[Instructions for the task]
In the listing that follows, count each line where the word "Kendenich" appears; write nothing but the count.

──────

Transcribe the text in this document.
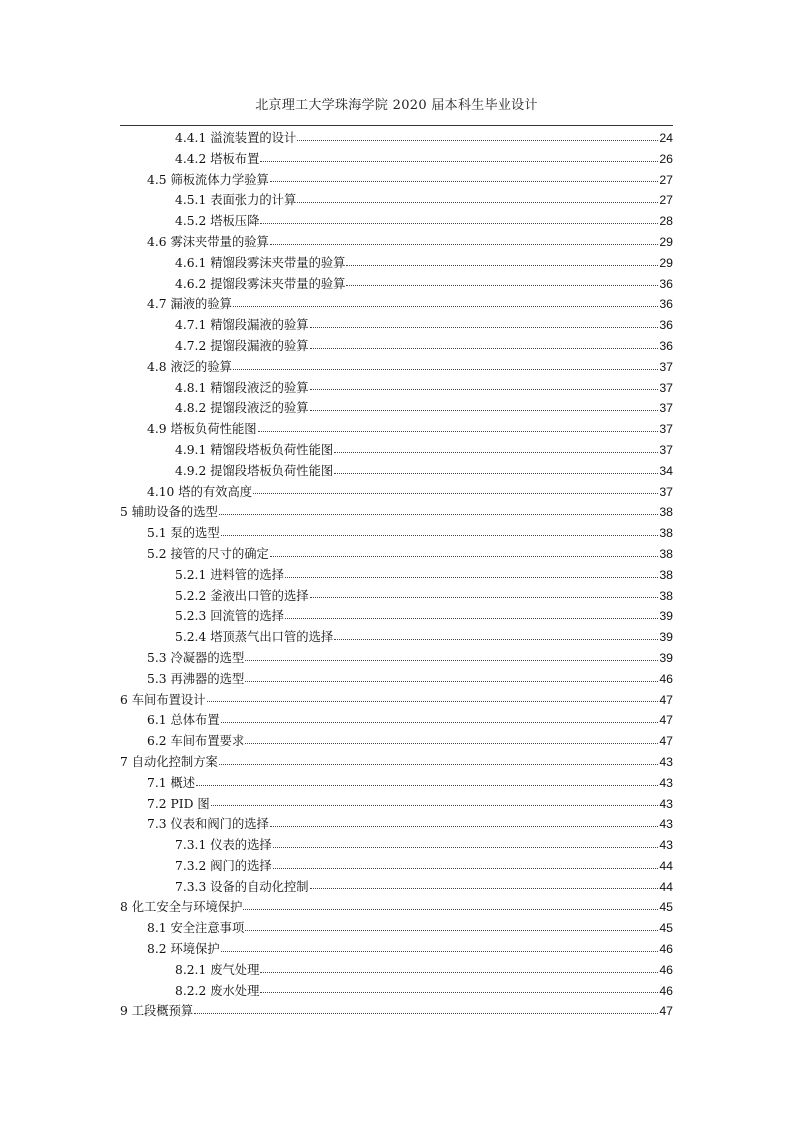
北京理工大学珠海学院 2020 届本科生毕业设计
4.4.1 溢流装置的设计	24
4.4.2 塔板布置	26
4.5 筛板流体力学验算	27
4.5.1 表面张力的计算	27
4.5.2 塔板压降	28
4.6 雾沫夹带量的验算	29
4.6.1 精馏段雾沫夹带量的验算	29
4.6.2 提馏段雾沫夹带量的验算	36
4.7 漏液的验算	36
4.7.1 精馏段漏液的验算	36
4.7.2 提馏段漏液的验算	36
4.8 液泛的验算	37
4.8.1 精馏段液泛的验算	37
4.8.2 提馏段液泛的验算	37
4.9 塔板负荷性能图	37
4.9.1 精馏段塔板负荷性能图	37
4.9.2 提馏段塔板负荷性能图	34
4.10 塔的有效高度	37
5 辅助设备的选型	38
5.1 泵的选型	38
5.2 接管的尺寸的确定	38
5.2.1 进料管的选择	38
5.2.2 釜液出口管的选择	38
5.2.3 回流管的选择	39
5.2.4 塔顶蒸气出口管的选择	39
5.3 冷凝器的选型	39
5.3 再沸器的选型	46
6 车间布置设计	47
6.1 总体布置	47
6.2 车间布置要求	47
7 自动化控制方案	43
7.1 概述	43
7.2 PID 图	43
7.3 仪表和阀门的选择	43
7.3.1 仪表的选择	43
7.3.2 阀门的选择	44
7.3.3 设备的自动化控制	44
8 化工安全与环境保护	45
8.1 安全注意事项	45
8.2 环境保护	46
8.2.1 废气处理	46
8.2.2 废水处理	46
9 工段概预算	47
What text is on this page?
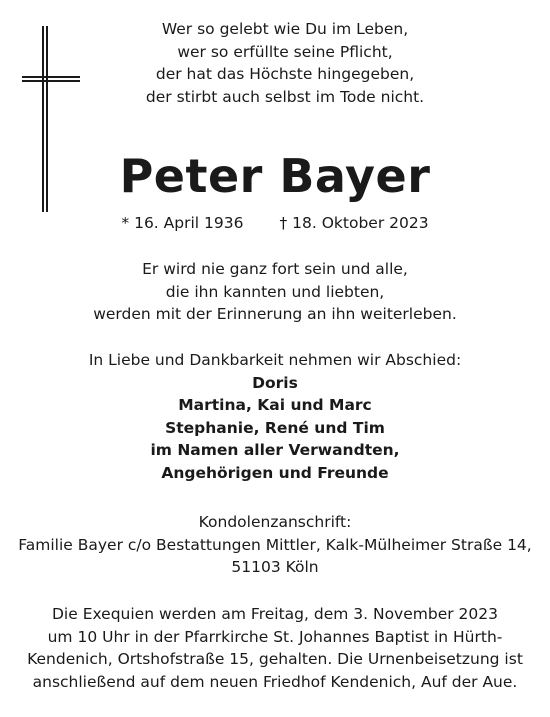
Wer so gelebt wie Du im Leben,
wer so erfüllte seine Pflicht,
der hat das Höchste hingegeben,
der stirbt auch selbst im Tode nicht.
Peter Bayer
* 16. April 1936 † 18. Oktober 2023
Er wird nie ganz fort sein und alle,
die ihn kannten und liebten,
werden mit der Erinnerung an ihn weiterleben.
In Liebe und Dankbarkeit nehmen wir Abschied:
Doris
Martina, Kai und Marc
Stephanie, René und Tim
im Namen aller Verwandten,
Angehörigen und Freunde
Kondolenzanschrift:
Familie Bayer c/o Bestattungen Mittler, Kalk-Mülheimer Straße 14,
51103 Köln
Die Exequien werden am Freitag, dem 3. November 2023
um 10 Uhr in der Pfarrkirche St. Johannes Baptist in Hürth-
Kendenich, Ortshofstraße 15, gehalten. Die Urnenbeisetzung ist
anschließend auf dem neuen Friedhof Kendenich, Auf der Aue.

──────

[Reply to the task]
2